» **Instructions to follow**: Copy every record exactly, and keep the pictures out.

※ ※ ※

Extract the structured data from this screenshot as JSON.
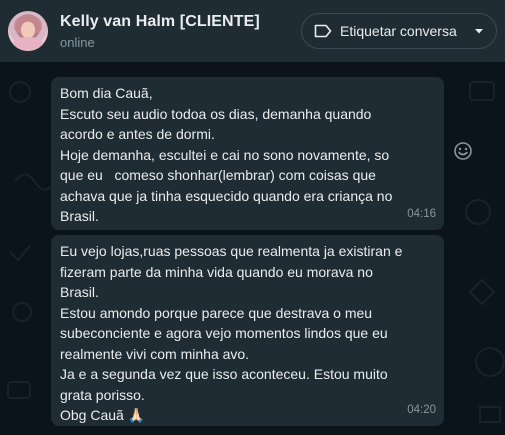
{
  "header": {
    "contact_name": "Kelly van Halm [CLIENTE]",
    "status": "online",
    "label_button": "Etiquetar conversa"
  },
  "messages": [
    {
      "lines": [
        "Bom dia Cauã,",
        "Escuto seu audio todoa os dias, demanha quando",
        "acordo e antes de dormi.",
        "Hoje demanha, escultei e cai no sono novamente, so",
        "que eu   comeso shonhar(lembrar) com coisas que",
        "achava que ja tinha esquecido quando era criança no",
        "Brasil."
      ],
      "time": "04:16"
    },
    {
      "lines": [
        "Eu vejo lojas,ruas pessoas que realmenta ja existiran e",
        "fizeram parte da minha vida quando eu morava no",
        "Brasil.",
        "Estou amondo porque parece que destrava o meu",
        "subeconciente e agora vejo momentos lindos que eu",
        "realmente vivi com minha avo.",
        "Ja e a segunda vez que isso aconteceu. Estou muito",
        "grata porisso.",
        "Obg Cauã"
      ],
      "emoji": "🙏🏻",
      "time": "04:20"
    }
  ],
  "icons": {
    "tag": "tag-icon",
    "caret": "chevron-down-icon",
    "react": "smiley-icon"
  },
  "colors": {
    "header_bg": "#202c33",
    "chat_bg": "#0b141a",
    "bubble_bg": "#202c33",
    "text_primary": "#e9edef",
    "text_secondary": "#8696a0"
  }
}
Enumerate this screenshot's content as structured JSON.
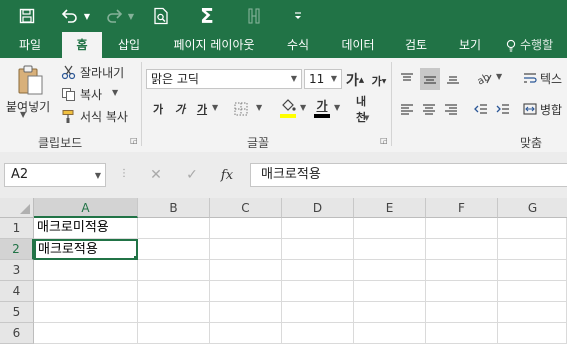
{
  "quick_access": {
    "save_icon": "save-icon",
    "undo_icon": "undo-icon",
    "redo_icon": "redo-icon",
    "print_preview_icon": "print-preview-icon",
    "autosum_symbol": "Σ",
    "customize_icon": "customize-dropdown-icon"
  },
  "tabs": [
    {
      "label": "파일",
      "active": false
    },
    {
      "label": "홈",
      "active": true
    },
    {
      "label": "삽입",
      "active": false
    },
    {
      "label": "페이지 레이아웃",
      "active": false
    },
    {
      "label": "수식",
      "active": false
    },
    {
      "label": "데이터",
      "active": false
    },
    {
      "label": "검토",
      "active": false
    },
    {
      "label": "보기",
      "active": false
    }
  ],
  "tell_me": "수행할",
  "clipboard": {
    "group_label": "클립보드",
    "paste_label": "붙여넣기",
    "cut_label": "잘라내기",
    "copy_label": "복사",
    "format_painter_label": "서식 복사"
  },
  "font": {
    "group_label": "글꼴",
    "font_name": "맑은 고딕",
    "font_size": "11",
    "grow_glyph": "가",
    "shrink_glyph": "가",
    "bold_glyph": "가",
    "italic_glyph": "가",
    "underline_glyph": "가",
    "font_color_glyph": "가",
    "phonetic_glyph": "내천",
    "highlight_color": "#ffff00",
    "font_color": "#000000"
  },
  "alignment": {
    "group_label": "맞춤",
    "wrap_text_label": "텍스",
    "merge_label": "병합"
  },
  "formula_bar": {
    "name_box": "A2",
    "cancel_symbol": "✕",
    "enter_symbol": "✓",
    "fx_symbol": "fx",
    "content": "매크로적용"
  },
  "sheet": {
    "columns": [
      "A",
      "B",
      "C",
      "D",
      "E",
      "F",
      "G"
    ],
    "rows": [
      "1",
      "2",
      "3",
      "4",
      "5",
      "6"
    ],
    "cells": {
      "A1": "매크로미적용",
      "A2": "매크로적용"
    },
    "selected_cell": "A2"
  },
  "colors": {
    "accent": "#217346",
    "ribbon_bg": "#f3f3f3"
  }
}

※ ※ ※

» **Result below**:
Extract the structured data from this screenshot as JSON.
{
  "header": {
    "contact_name": "Kelly van Halm [CLIENTE]",
    "status": "online",
    "label_button": "Etiquetar conversa"
  },
  "messages": [
    {
      "lines": [
        "Bom dia Cauã,",
        "Escuto seu audio todoa os dias, demanha quando",
        "acordo e antes de dormi.",
        "Hoje demanha, escultei e cai no sono novamente, so",
        "que eu   comeso shonhar(lembrar) com coisas que",
        "achava que ja tinha esquecido quando era criança no",
        "Brasil."
      ],
      "time": "04:16"
    },
    {
      "lines": [
        "Eu vejo lojas,ruas pessoas que realmenta ja existiran e",
        "fizeram parte da minha vida quando eu morava no",
        "Brasil.",
        "Estou amondo porque parece que destrava o meu",
        "subeconciente e agora vejo momentos lindos que eu",
        "realmente vivi com minha avo.",
        "Ja e a segunda vez que isso aconteceu. Estou muito",
        "grata porisso.",
        "Obg Cauã"
      ],
      "emoji": "🙏🏻",
      "time": "04:20"
    }
  ],
  "icons": {
    "tag": "tag-icon",
    "caret": "chevron-down-icon",
    "react": "smiley-icon"
  },
  "colors": {
    "header_bg": "#202c33",
    "chat_bg": "#0b141a",
    "bubble_bg": "#202c33",
    "text_primary": "#e9edef",
    "text_secondary": "#8696a0"
  }
}
Enumerate this screenshot's content as structured JSON.
{
  "quick_access": {
    "save_icon": "save-icon",
    "undo_icon": "undo-icon",
    "redo_icon": "redo-icon",
    "print_preview_icon": "print-preview-icon",
    "autosum_symbol": "Σ",
    "customize_icon": "customize-dropdown-icon"
  },
  "tabs": [
    {
      "label": "파일",
      "active": false
    },
    {
      "label": "홈",
      "active": true
    },
    {
      "label": "삽입",
      "active": false
    },
    {
      "label": "페이지 레이아웃",
      "active": false
    },
    {
      "label": "수식",
      "active": false
    },
    {
      "label": "데이터",
      "active": false
    },
    {
      "label": "검토",
      "active": false
    },
    {
      "label": "보기",
      "active": false
    }
  ],
  "tell_me": "수행할",
  "clipboard": {
    "group_label": "클립보드",
    "paste_label": "붙여넣기",
    "cut_label": "잘라내기",
    "copy_label": "복사",
    "format_painter_label": "서식 복사"
  },
  "font": {
    "group_label": "글꼴",
    "font_name": "맑은 고딕",
    "font_size": "11",
    "grow_glyph": "가",
    "shrink_glyph": "가",
    "bold_glyph": "가",
    "italic_glyph": "가",
    "underline_glyph": "가",
    "font_color_glyph": "가",
    "phonetic_glyph": "내천",
    "highlight_color": "#ffff00",
    "font_color": "#000000"
  },
  "alignment": {
    "group_label": "맞춤",
    "wrap_text_label": "텍스",
    "merge_label": "병합"
  },
  "formula_bar": {
    "name_box": "A2",
    "cancel_symbol": "✕",
    "enter_symbol": "✓",
    "fx_symbol": "fx",
    "content": "매크로적용"
  },
  "sheet": {
    "columns": [
      "A",
      "B",
      "C",
      "D",
      "E",
      "F",
      "G"
    ],
    "rows": [
      "1",
      "2",
      "3",
      "4",
      "5",
      "6"
    ],
    "cells": {
      "A1": "매크로미적용",
      "A2": "매크로적용"
    },
    "selected_cell": "A2"
  },
  "colors": {
    "accent": "#217346",
    "ribbon_bg": "#f3f3f3"
  }
}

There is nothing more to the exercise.